* [Data records]
▬▬▬▬▬▬▬▬▬▬
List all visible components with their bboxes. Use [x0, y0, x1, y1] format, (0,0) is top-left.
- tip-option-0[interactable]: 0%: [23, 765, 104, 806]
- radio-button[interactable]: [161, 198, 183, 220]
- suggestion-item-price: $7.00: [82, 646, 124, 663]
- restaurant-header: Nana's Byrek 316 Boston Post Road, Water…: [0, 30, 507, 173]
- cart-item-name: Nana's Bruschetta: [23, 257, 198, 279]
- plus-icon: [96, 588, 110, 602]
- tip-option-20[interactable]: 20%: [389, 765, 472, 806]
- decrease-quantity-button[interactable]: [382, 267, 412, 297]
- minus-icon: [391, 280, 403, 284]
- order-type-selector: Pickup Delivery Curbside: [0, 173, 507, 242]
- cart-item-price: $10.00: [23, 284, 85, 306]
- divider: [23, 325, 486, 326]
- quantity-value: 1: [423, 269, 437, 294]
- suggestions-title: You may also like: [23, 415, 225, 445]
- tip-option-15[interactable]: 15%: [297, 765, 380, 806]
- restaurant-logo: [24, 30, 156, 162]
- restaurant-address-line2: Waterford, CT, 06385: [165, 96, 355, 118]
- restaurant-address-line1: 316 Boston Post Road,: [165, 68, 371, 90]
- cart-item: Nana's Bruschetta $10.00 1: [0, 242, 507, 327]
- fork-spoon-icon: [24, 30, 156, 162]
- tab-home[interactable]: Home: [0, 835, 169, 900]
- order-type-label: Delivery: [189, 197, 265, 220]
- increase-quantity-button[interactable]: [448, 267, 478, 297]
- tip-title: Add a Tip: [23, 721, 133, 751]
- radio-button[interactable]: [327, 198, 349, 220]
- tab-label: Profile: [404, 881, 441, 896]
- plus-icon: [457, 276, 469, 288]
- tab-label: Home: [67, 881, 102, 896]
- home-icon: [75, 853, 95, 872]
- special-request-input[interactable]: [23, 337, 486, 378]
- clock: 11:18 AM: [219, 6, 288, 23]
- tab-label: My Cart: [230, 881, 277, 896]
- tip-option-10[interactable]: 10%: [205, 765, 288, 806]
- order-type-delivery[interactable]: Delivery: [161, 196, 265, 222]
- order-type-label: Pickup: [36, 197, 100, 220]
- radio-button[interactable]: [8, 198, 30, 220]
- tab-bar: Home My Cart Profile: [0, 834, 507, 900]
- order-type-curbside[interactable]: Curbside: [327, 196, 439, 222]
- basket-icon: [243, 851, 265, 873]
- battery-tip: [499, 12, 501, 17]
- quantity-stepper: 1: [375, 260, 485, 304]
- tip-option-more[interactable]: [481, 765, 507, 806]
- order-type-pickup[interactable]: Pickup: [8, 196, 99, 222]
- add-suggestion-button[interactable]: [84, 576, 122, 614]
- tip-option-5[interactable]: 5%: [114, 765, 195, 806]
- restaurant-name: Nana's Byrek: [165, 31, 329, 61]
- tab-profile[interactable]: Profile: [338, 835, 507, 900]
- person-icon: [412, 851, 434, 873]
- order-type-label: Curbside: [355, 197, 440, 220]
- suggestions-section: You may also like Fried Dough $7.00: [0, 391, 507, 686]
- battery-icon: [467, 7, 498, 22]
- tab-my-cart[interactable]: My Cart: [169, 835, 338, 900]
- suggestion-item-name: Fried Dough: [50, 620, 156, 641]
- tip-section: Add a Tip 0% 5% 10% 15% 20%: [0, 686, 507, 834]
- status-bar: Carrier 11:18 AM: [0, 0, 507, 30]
▬▬▬▬▬▬▬▬▬▬
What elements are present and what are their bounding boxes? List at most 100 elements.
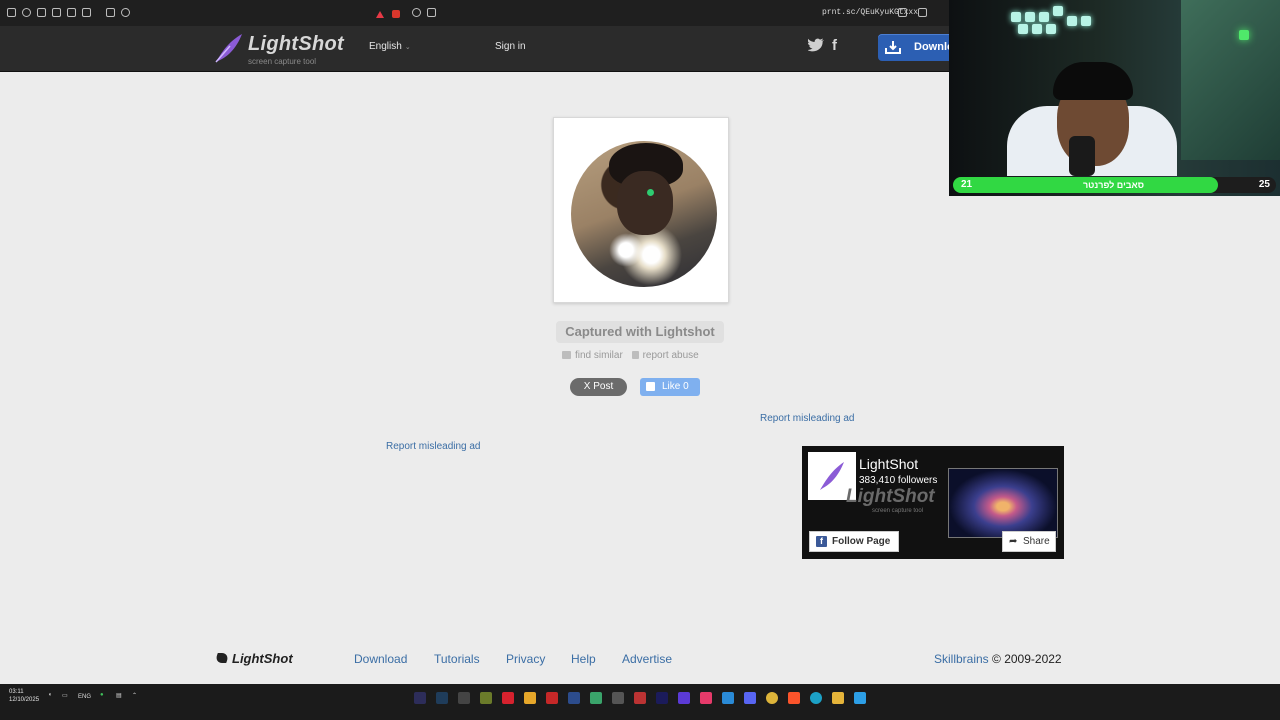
▬▬▬▬▬▬▬▬▬▬
Please reproduce the rows verbatim, from the line with "List all visible" to the line with "96, 355, 118]", both included.

* [Exercise output]
List all visible components with their bboxes. Use [x0, y0, x1, y1] format, (0,0) is top-left.
- tip-option-0[interactable]: 0%: [23, 765, 104, 806]
- radio-button[interactable]: [161, 198, 183, 220]
- suggestion-item-price: $7.00: [82, 646, 124, 663]
- restaurant-header: Nana's Byrek 316 Boston Post Road, Water…: [0, 30, 507, 173]
- cart-item-name: Nana's Bruschetta: [23, 257, 198, 279]
- plus-icon: [96, 588, 110, 602]
- tip-option-20[interactable]: 20%: [389, 765, 472, 806]
- decrease-quantity-button[interactable]: [382, 267, 412, 297]
- minus-icon: [391, 280, 403, 284]
- order-type-selector: Pickup Delivery Curbside: [0, 173, 507, 242]
- cart-item-price: $10.00: [23, 284, 85, 306]
- divider: [23, 325, 486, 326]
- quantity-value: 1: [423, 269, 437, 294]
- suggestions-title: You may also like: [23, 415, 225, 445]
- tip-option-15[interactable]: 15%: [297, 765, 380, 806]
- restaurant-logo: [24, 30, 156, 162]
- restaurant-address-line2: Waterford, CT, 06385: [165, 96, 355, 118]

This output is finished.